(Saved entries)
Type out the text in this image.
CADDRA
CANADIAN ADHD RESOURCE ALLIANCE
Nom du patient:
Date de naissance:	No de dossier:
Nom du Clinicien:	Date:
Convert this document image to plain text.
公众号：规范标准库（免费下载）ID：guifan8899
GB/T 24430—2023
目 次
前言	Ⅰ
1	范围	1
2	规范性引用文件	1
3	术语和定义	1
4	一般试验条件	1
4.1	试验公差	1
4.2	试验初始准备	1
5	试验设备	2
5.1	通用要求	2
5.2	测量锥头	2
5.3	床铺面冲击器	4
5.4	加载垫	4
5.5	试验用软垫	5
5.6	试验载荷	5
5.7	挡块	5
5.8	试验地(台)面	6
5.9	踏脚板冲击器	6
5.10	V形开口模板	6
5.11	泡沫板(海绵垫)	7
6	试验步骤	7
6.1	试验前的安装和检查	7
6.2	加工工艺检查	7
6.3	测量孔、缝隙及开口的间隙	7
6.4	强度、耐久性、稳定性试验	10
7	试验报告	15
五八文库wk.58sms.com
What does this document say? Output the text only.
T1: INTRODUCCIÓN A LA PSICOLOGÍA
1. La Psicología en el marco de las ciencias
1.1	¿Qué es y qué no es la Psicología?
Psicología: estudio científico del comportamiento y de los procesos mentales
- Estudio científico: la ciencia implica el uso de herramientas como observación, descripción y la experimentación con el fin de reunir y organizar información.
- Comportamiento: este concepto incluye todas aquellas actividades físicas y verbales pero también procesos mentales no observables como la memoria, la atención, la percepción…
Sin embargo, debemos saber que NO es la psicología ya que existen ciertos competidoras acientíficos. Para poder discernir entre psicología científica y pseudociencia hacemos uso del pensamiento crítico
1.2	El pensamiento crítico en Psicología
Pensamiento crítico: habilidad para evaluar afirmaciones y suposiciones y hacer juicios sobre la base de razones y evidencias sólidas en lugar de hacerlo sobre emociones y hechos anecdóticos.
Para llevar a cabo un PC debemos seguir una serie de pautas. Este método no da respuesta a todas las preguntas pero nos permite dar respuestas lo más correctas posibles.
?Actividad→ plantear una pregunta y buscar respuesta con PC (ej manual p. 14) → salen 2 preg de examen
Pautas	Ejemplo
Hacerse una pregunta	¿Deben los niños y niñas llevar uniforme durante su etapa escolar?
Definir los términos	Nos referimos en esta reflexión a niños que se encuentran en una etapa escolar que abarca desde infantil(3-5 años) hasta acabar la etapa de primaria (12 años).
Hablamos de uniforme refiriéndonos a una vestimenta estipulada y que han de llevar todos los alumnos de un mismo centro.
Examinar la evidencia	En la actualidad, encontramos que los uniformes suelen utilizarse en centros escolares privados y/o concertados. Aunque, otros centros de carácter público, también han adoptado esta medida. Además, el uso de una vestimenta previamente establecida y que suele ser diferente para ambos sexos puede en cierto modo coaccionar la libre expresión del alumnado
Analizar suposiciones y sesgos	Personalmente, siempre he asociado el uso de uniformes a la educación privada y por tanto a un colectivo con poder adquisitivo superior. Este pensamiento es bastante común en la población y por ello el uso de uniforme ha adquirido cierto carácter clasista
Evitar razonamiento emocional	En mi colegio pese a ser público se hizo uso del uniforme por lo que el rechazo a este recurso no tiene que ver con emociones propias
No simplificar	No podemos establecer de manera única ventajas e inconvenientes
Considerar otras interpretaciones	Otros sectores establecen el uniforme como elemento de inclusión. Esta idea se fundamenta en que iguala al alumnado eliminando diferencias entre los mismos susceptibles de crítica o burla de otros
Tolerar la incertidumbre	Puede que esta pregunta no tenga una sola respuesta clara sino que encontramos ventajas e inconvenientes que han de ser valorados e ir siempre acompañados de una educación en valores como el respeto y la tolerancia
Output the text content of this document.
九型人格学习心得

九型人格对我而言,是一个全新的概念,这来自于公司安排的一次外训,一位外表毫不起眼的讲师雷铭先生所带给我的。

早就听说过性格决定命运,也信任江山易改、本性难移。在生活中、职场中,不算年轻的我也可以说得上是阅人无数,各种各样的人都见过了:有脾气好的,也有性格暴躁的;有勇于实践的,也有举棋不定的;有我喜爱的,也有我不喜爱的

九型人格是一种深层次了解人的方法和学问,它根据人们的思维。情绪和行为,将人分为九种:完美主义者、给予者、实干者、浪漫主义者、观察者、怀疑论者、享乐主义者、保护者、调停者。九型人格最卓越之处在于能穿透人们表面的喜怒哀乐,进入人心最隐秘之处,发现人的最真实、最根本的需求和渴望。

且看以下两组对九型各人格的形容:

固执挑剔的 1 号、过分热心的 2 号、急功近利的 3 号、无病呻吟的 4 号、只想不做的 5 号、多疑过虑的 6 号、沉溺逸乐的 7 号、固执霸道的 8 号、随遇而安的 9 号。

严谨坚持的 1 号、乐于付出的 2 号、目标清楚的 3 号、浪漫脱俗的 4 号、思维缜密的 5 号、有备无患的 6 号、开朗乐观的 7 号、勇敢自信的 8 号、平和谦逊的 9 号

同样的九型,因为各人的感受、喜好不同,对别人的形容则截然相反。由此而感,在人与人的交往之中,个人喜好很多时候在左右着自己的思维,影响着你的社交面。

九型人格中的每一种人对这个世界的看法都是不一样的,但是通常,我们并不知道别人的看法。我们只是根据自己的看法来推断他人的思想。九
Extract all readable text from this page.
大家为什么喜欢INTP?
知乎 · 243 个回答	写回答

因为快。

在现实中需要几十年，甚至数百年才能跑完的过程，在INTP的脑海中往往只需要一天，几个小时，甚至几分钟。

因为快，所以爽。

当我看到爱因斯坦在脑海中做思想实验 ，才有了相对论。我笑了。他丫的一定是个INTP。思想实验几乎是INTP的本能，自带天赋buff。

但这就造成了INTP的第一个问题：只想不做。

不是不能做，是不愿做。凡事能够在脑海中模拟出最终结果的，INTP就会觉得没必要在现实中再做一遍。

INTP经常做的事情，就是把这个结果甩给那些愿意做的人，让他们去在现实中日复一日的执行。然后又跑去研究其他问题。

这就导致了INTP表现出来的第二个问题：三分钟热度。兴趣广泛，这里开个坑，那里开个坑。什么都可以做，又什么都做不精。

__Exercise requirements__:
Repeat the material above exactly.

__Solution for this exercise__:
Type out the text in this image.
CADDRA
CANADIAN ADHD RESOURCE ALLIANCE
Nom du patient:
Date de naissance:	No de dossier:
Nom du Clinicien:	Date:
Convert this document image to plain text.
公众号：规范标准库（免费下载）ID：guifan8899
GB/T 24430—2023
目 次
前言	Ⅰ
1	范围	1
2	规范性引用文件	1
3	术语和定义	1
4	一般试验条件	1
4.1	试验公差	1
4.2	试验初始准备	1
5	试验设备	2
5.1	通用要求	2
5.2	测量锥头	2
5.3	床铺面冲击器	4
5.4	加载垫	4
5.5	试验用软垫	5
5.6	试验载荷	5
5.7	挡块	5
5.8	试验地(台)面	6
5.9	踏脚板冲击器	6
5.10	V形开口模板	6
5.11	泡沫板(海绵垫)	7
6	试验步骤	7
6.1	试验前的安装和检查	7
6.2	加工工艺检查	7
6.3	测量孔、缝隙及开口的间隙	7
6.4	强度、耐久性、稳定性试验	10
7	试验报告	15
五八文库wk.58sms.com
What does this document say? Output the text only.
T1: INTRODUCCIÓN A LA PSICOLOGÍA
1. La Psicología en el marco de las ciencias
1.1	¿Qué es y qué no es la Psicología?
Psicología: estudio científico del comportamiento y de los procesos mentales
- Estudio científico: la ciencia implica el uso de herramientas como observación, descripción y la experimentación con el fin de reunir y organizar información.
- Comportamiento: este concepto incluye todas aquellas actividades físicas y verbales pero también procesos mentales no observables como la memoria, la atención, la percepción…
Sin embargo, debemos saber que NO es la psicología ya que existen ciertos competidoras acientíficos. Para poder discernir entre psicología científica y pseudociencia hacemos uso del pensamiento crítico
1.2	El pensamiento crítico en Psicología
Pensamiento crítico: habilidad para evaluar afirmaciones y suposiciones y hacer juicios sobre la base de razones y evidencias sólidas en lugar de hacerlo sobre emociones y hechos anecdóticos.
Para llevar a cabo un PC debemos seguir una serie de pautas. Este método no da respuesta a todas las preguntas pero nos permite dar respuestas lo más correctas posibles.
?Actividad→ plantear una pregunta y buscar respuesta con PC (ej manual p. 14) → salen 2 preg de examen
Pautas	Ejemplo
Hacerse una pregunta	¿Deben los niños y niñas llevar uniforme durante su etapa escolar?
Definir los términos	Nos referimos en esta reflexión a niños que se encuentran en una etapa escolar que abarca desde infantil(3-5 años) hasta acabar la etapa de primaria (12 años).
Hablamos de uniforme refiriéndonos a una vestimenta estipulada y que han de llevar todos los alumnos de un mismo centro.
Examinar la evidencia	En la actualidad, encontramos que los uniformes suelen utilizarse en centros escolares privados y/o concertados. Aunque, otros centros de carácter público, también han adoptado esta medida. Además, el uso de una vestimenta previamente establecida y que suele ser diferente para ambos sexos puede en cierto modo coaccionar la libre expresión del alumnado
Analizar suposiciones y sesgos	Personalmente, siempre he asociado el uso de uniformes a la educación privada y por tanto a un colectivo con poder adquisitivo superior. Este pensamiento es bastante común en la población y por ello el uso de uniforme ha adquirido cierto carácter clasista
Evitar razonamiento emocional	En mi colegio pese a ser público se hizo uso del uniforme por lo que el rechazo a este recurso no tiene que ver con emociones propias
No simplificar	No podemos establecer de manera única ventajas e inconvenientes
Considerar otras interpretaciones	Otros sectores establecen el uniforme como elemento de inclusión. Esta idea se fundamenta en que iguala al alumnado eliminando diferencias entre los mismos susceptibles de crítica o burla de otros
Tolerar la incertidumbre	Puede que esta pregunta no tenga una sola respuesta clara sino que encontramos ventajas e inconvenientes que han de ser valorados e ir siempre acompañados de una educación en valores como el respeto y la tolerancia
Output the text content of this document.
九型人格学习心得

九型人格对我而言,是一个全新的概念,这来自于公司安排的一次外训,一位外表毫不起眼的讲师雷铭先生所带给我的。

早就听说过性格决定命运,也信任江山易改、本性难移。在生活中、职场中,不算年轻的我也可以说得上是阅人无数,各种各样的人都见过了:有脾气好的,也有性格暴躁的;有勇于实践的,也有举棋不定的;有我喜爱的,也有我不喜爱的

九型人格是一种深层次了解人的方法和学问,它根据人们的思维。情绪和行为,将人分为九种:完美主义者、给予者、实干者、浪漫主义者、观察者、怀疑论者、享乐主义者、保护者、调停者。九型人格最卓越之处在于能穿透人们表面的喜怒哀乐,进入人心最隐秘之处,发现人的最真实、最根本的需求和渴望。

且看以下两组对九型各人格的形容:

固执挑剔的 1 号、过分热心的 2 号、急功近利的 3 号、无病呻吟的 4 号、只想不做的 5 号、多疑过虑的 6 号、沉溺逸乐的 7 号、固执霸道的 8 号、随遇而安的 9 号。

严谨坚持的 1 号、乐于付出的 2 号、目标清楚的 3 号、浪漫脱俗的 4 号、思维缜密的 5 号、有备无患的 6 号、开朗乐观的 7 号、勇敢自信的 8 号、平和谦逊的 9 号

同样的九型,因为各人的感受、喜好不同,对别人的形容则截然相反。由此而感,在人与人的交往之中,个人喜好很多时候在左右着自己的思维,影响着你的社交面。

九型人格中的每一种人对这个世界的看法都是不一样的,但是通常,我们并不知道别人的看法。我们只是根据自己的看法来推断他人的思想。九
Extract all readable text from this page.
大家为什么喜欢INTP?
知乎 · 243 个回答	写回答

因为快。

在现实中需要几十年，甚至数百年才能跑完的过程，在INTP的脑海中往往只需要一天，几个小时，甚至几分钟。

因为快，所以爽。

当我看到爱因斯坦在脑海中做思想实验 ，才有了相对论。我笑了。他丫的一定是个INTP。思想实验几乎是INTP的本能，自带天赋buff。

但这就造成了INTP的第一个问题：只想不做。

不是不能做，是不愿做。凡事能够在脑海中模拟出最终结果的，INTP就会觉得没必要在现实中再做一遍。

INTP经常做的事情，就是把这个结果甩给那些愿意做的人，让他们去在现实中日复一日的执行。然后又跑去研究其他问题。

这就导致了INTP表现出来的第二个问题：三分钟热度。兴趣广泛，这里开个坑，那里开个坑。什么都可以做，又什么都做不精。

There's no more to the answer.